DIRECTION:
From the material below, list every line containing "Cooraclare".

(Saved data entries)
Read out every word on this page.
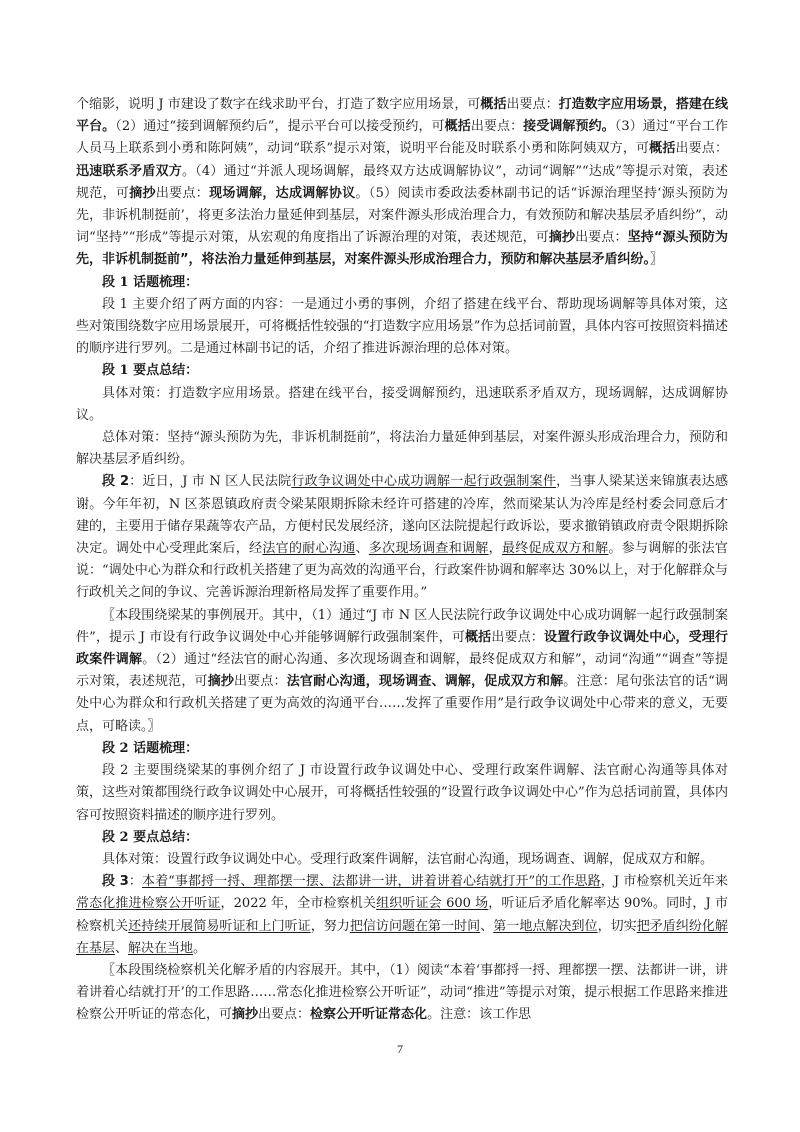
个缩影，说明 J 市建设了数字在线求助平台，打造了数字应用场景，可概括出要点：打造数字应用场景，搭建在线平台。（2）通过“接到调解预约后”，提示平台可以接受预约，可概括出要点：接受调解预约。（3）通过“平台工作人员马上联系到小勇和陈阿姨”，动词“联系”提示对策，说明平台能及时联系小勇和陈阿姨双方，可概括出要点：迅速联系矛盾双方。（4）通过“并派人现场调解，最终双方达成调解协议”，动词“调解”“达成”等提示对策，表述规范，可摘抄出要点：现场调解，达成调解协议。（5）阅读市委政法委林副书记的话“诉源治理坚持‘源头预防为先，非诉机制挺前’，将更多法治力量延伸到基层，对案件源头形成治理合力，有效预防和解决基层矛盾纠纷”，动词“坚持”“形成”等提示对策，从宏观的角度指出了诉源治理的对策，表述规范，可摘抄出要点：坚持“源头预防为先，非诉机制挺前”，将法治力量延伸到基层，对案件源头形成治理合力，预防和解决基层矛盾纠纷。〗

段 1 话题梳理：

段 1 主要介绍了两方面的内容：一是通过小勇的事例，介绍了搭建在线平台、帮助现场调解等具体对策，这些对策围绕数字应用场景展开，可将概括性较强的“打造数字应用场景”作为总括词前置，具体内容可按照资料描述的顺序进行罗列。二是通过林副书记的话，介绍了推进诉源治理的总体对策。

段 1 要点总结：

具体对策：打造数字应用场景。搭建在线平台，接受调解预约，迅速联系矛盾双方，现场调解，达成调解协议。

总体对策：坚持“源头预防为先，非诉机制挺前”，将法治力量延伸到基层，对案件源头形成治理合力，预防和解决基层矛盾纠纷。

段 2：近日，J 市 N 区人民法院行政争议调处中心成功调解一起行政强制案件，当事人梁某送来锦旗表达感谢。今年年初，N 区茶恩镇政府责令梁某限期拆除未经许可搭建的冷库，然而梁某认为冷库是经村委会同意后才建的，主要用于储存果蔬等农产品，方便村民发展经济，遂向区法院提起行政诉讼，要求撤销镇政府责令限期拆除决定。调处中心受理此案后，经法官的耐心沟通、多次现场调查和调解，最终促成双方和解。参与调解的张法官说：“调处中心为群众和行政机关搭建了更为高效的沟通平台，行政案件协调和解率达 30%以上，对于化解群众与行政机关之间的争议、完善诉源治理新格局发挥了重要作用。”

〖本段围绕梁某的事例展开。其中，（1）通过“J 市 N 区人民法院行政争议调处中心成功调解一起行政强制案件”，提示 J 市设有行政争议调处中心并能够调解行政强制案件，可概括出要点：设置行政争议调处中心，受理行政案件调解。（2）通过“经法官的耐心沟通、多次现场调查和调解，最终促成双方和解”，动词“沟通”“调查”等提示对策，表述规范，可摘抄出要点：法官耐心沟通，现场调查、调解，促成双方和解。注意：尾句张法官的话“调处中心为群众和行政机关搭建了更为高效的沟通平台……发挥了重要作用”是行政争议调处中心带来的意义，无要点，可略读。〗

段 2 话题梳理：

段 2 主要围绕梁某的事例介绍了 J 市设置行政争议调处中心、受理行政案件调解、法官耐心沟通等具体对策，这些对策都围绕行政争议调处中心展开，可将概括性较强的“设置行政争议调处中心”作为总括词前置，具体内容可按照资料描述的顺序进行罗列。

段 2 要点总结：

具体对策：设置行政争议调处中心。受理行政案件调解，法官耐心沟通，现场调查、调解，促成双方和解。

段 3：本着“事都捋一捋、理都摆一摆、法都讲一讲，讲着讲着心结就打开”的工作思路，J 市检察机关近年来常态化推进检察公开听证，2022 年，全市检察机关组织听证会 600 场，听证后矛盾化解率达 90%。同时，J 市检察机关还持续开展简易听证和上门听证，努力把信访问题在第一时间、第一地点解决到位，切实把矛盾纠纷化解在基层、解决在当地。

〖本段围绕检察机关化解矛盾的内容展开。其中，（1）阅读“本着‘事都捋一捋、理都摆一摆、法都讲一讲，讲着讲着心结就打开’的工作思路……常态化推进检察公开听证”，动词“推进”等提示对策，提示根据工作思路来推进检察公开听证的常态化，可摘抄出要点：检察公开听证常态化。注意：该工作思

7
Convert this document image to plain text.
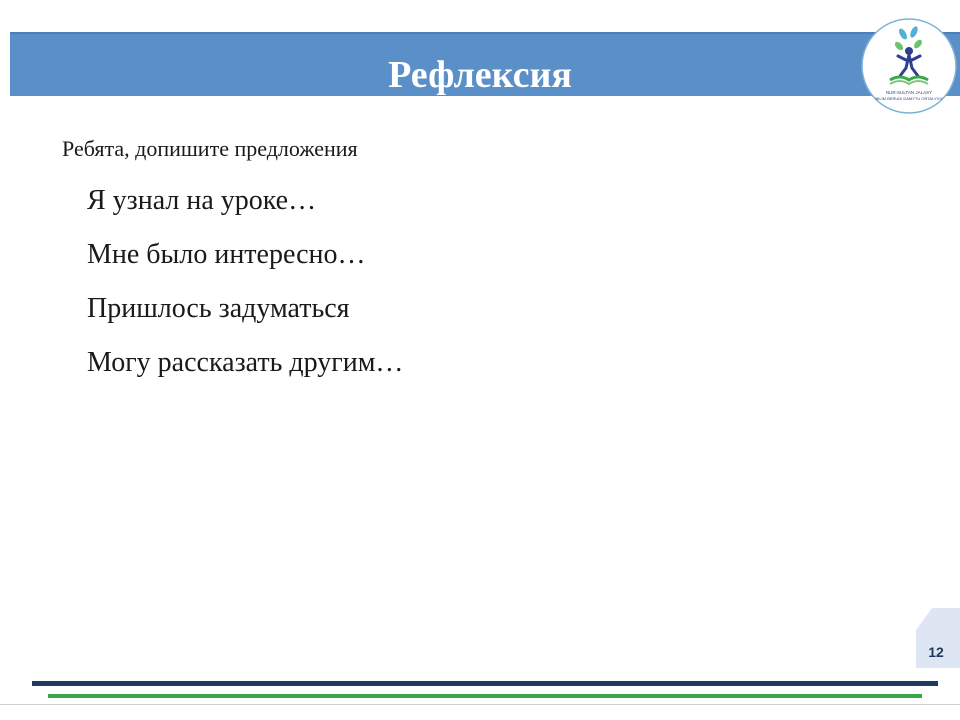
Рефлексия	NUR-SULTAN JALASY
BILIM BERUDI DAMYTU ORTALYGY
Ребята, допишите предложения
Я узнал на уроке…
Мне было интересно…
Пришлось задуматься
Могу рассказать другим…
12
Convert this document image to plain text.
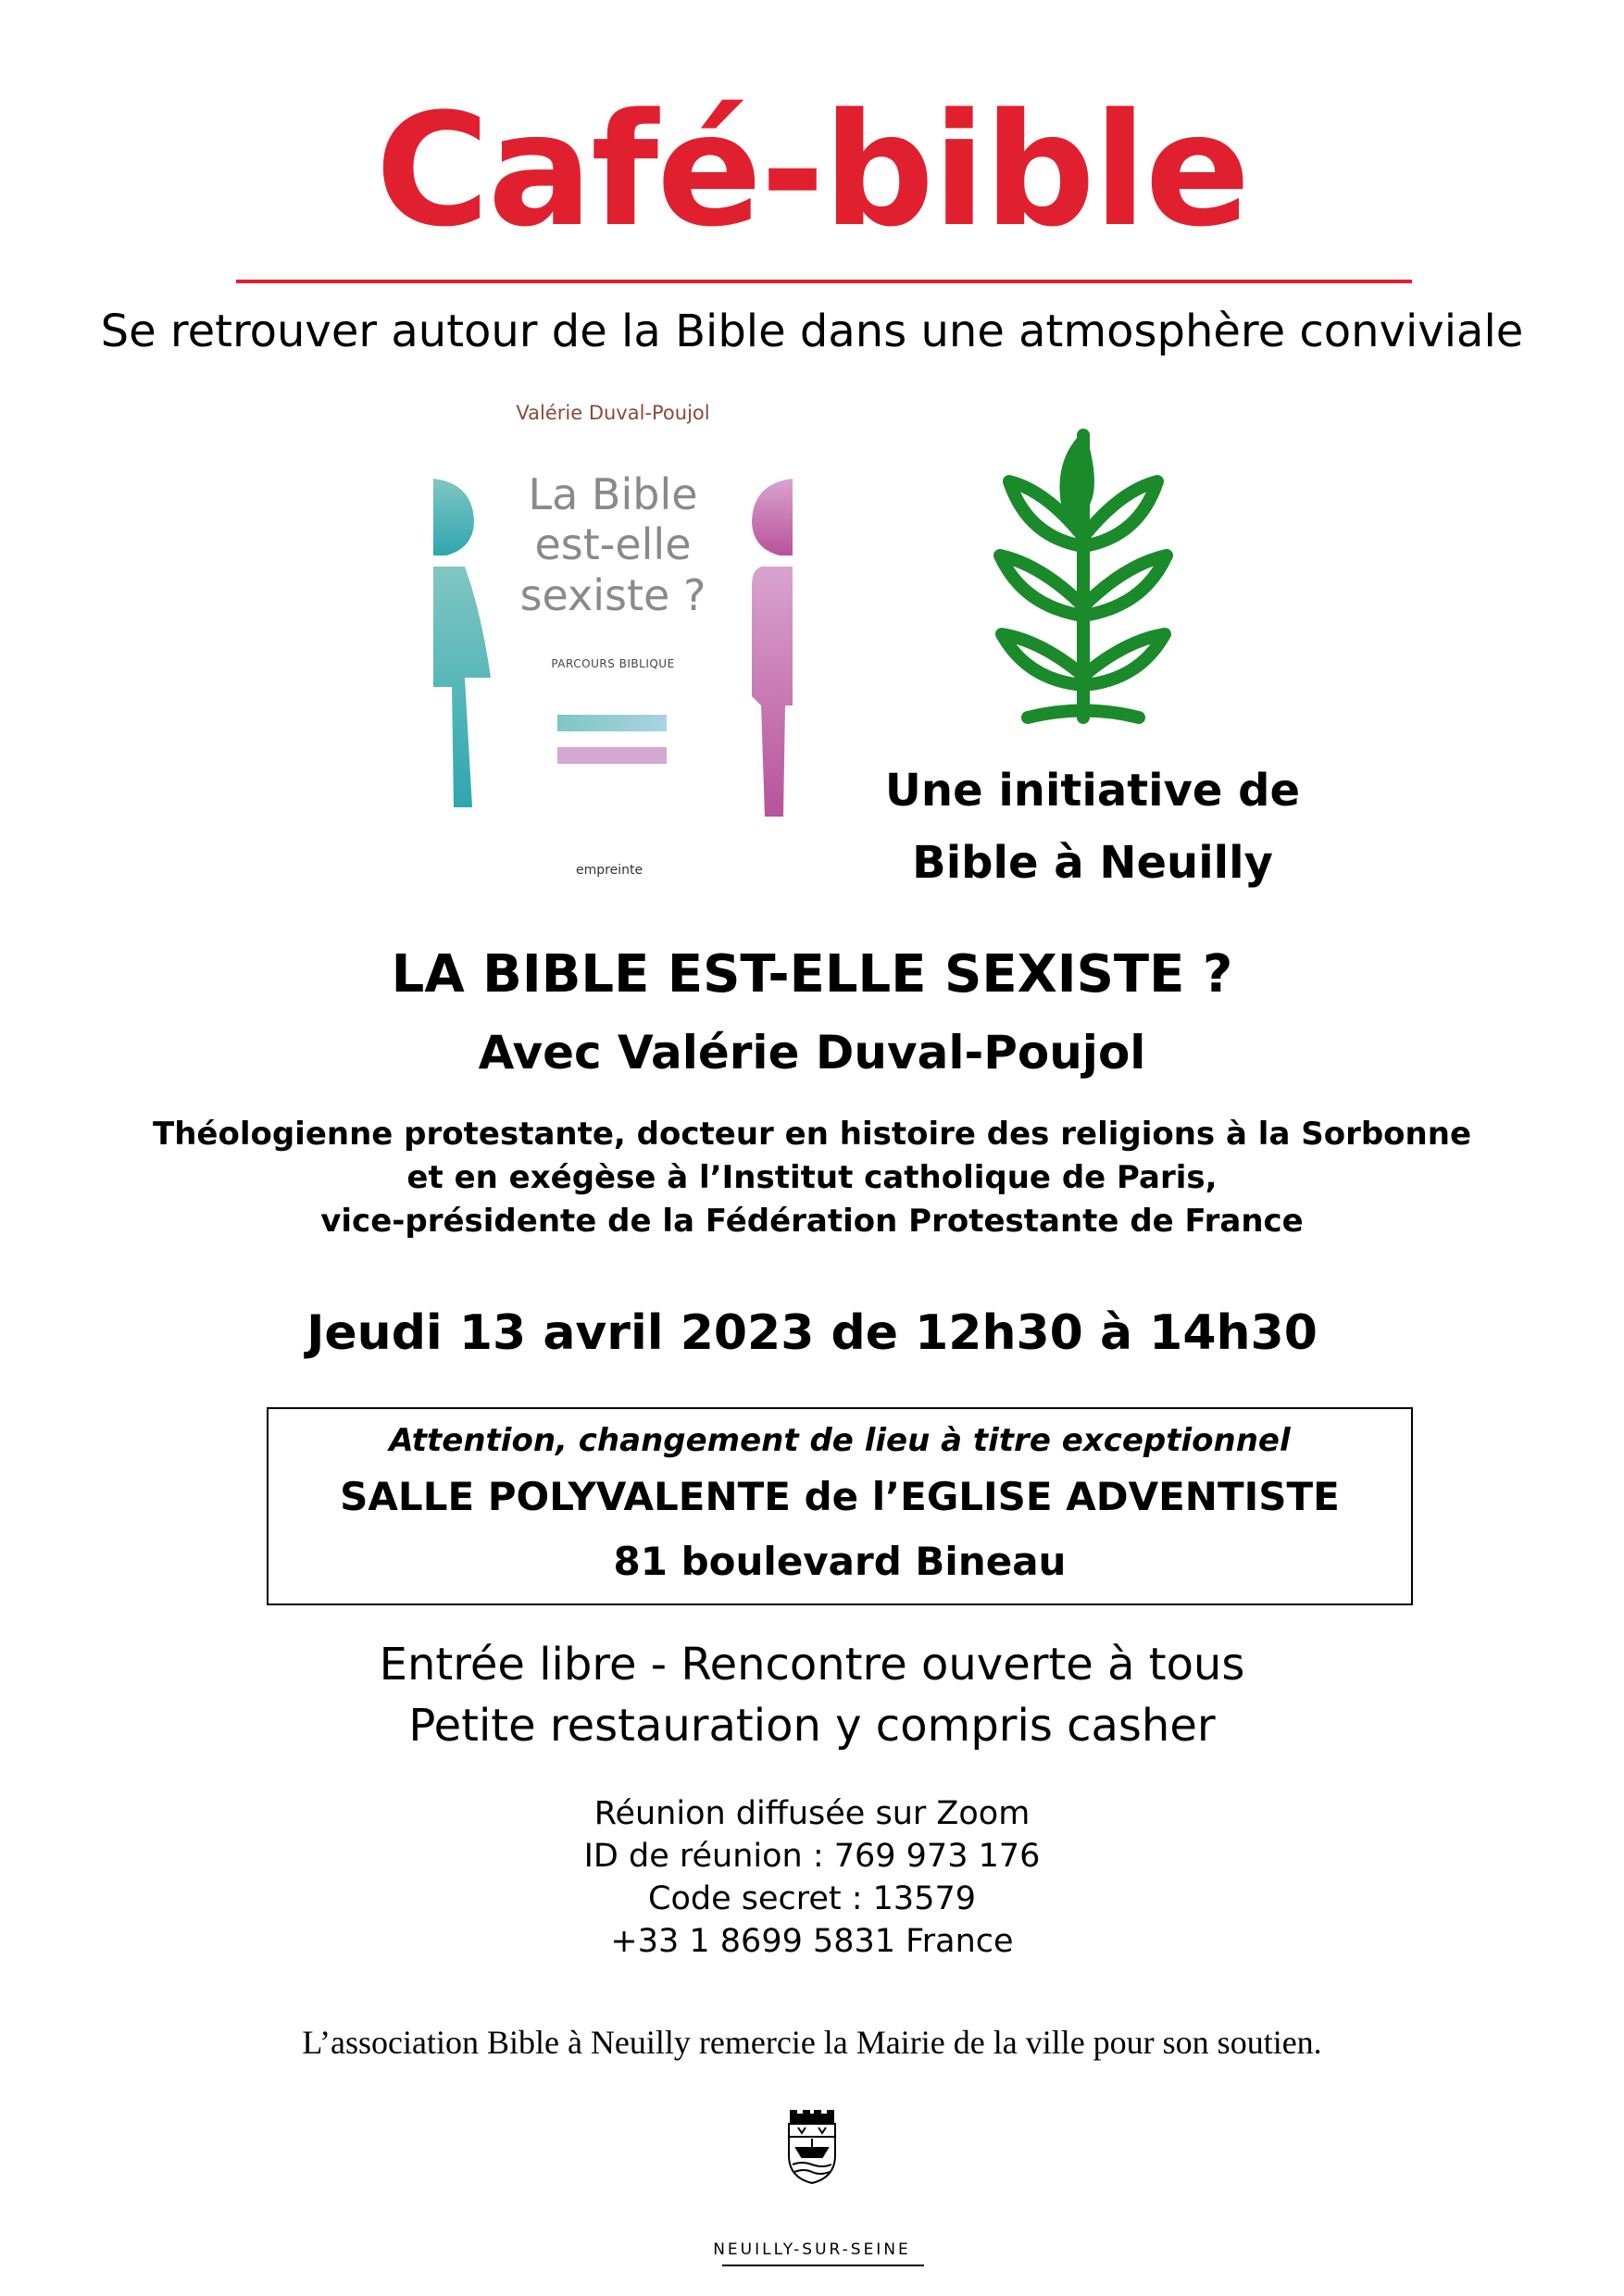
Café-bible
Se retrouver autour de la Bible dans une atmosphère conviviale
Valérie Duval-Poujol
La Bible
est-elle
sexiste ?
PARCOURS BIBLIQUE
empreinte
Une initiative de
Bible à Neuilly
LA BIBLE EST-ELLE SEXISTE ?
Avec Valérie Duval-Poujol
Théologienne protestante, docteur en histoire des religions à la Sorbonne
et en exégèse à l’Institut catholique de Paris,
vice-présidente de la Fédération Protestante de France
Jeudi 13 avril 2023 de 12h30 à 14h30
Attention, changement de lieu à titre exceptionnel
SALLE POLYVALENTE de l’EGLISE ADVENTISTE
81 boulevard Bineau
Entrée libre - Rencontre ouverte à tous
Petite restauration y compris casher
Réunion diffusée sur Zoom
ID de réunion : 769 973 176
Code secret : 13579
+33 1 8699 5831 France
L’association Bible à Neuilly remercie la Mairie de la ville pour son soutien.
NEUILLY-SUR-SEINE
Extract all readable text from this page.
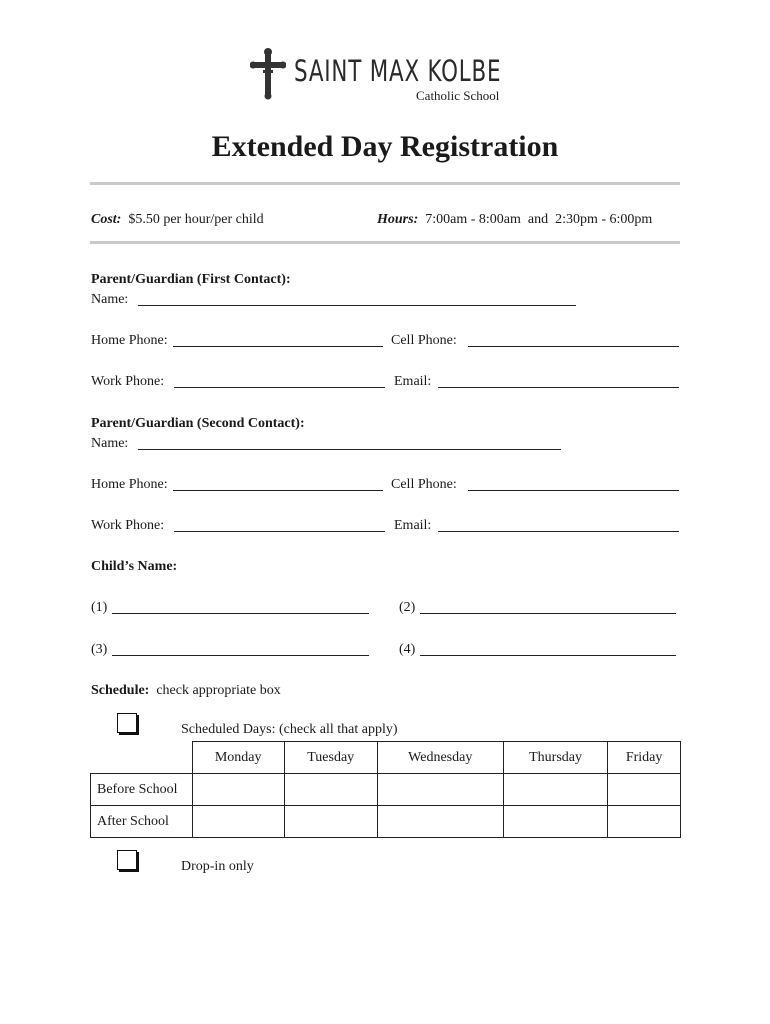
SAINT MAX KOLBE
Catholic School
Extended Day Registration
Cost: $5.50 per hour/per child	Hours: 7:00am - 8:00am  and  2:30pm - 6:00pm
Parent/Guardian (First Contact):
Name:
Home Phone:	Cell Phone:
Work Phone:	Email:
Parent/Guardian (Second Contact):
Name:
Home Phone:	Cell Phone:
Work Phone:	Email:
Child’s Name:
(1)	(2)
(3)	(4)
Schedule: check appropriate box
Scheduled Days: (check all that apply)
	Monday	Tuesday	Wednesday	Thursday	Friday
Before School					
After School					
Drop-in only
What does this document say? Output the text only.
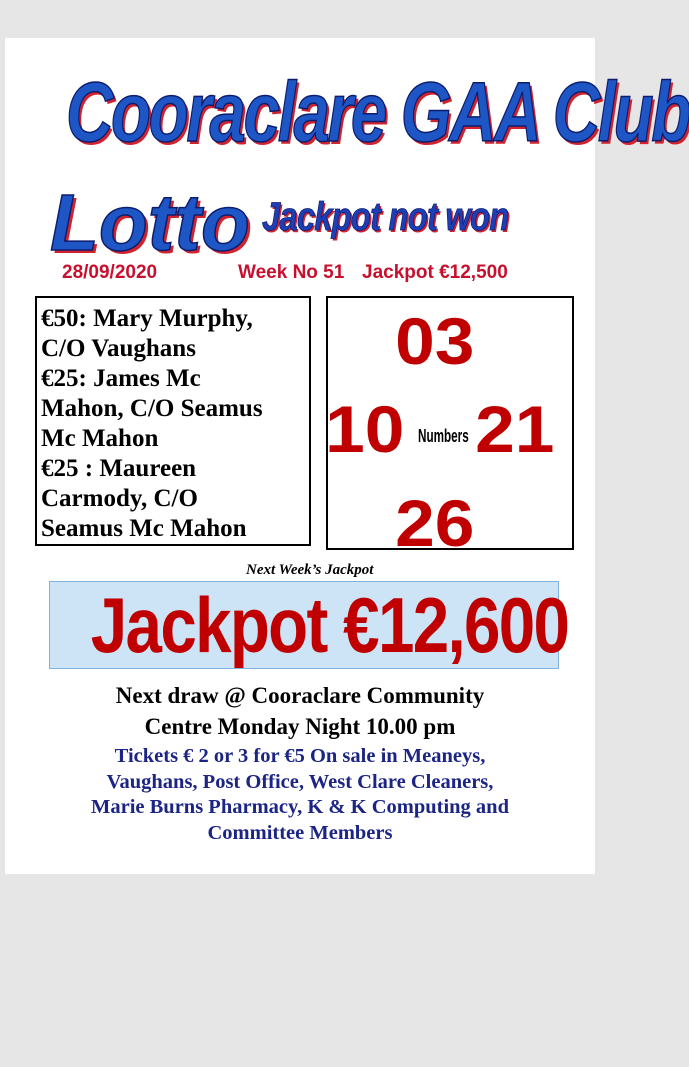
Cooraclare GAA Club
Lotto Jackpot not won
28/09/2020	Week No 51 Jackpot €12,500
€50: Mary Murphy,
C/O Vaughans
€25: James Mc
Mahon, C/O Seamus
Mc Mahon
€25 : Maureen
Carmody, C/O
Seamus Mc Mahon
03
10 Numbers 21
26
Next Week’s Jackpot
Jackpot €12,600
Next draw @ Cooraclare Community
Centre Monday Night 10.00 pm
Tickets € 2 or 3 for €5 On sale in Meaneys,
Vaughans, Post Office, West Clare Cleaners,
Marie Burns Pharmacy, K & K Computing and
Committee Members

CORRECT ANSWER:
Cooraclare GAA Club
Next draw @ Cooraclare Community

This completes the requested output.